• **Aim of the exercise**: Extract each record and reproduce it exactly.

[Collected data entries]
● ● ● ● ●

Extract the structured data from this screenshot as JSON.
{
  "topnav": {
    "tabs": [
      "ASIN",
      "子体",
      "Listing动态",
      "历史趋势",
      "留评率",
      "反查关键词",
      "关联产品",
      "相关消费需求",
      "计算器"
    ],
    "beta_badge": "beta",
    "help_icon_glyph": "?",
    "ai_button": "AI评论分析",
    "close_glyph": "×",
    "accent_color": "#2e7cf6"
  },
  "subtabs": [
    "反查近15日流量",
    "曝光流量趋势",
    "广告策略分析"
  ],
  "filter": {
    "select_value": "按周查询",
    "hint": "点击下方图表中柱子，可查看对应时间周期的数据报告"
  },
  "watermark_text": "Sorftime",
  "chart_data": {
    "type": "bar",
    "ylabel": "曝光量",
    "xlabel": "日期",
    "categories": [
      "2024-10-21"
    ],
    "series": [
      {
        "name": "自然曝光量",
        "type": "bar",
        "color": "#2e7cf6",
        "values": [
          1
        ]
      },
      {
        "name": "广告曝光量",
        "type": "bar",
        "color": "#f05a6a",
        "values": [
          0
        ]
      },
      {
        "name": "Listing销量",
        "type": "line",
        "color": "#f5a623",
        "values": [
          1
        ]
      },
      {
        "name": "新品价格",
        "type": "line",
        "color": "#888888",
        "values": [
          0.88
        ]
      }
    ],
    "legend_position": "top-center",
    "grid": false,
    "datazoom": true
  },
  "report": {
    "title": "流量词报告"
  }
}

● ● ● ● ●

• **Worked answer**:
Extract the structured data from this screenshot as JSON.
{
  "topnav": {
    "tabs": [
      "ASIN",
      "子体",
      "Listing动态",
      "历史趋势",
      "留评率",
      "反查关键词",
      "关联产品",
      "相关消费需求",
      "计算器"
    ],
    "beta_badge": "beta",
    "help_icon_glyph": "?",
    "ai_button": "AI评论分析",
    "close_glyph": "×",
    "accent_color": "#2e7cf6"
  },
  "subtabs": [
    "反查近15日流量",
    "曝光流量趋势",
    "广告策略分析"
  ],
  "filter": {
    "select_value": "按周查询",
    "hint": "点击下方图表中柱子，可查看对应时间周期的数据报告"
  },
  "watermark_text": "Sorftime",
  "chart_data": {
    "type": "bar",
    "ylabel": "曝光量",
    "xlabel": "日期",
    "categories": [
      "2024-10-21"
    ],
    "series": [
      {
        "name": "自然曝光量",
        "type": "bar",
        "color": "#2e7cf6",
        "values": [
          1
        ]
      },
      {
        "name": "广告曝光量",
        "type": "bar",
        "color": "#f05a6a",
        "values": [
          0
        ]
      },
      {
        "name": "Listing销量",
        "type": "line",
        "color": "#f5a623",
        "values": [
          1
        ]
      },
      {
        "name": "新品价格",
        "type": "line",
        "color": "#888888",
        "values": [
          0.88
        ]
      }
    ],
    "legend_position": "top-center",
    "grid": false,
    "datazoom": true
  },
  "report": {
    "title": "流量词报告"
  }
}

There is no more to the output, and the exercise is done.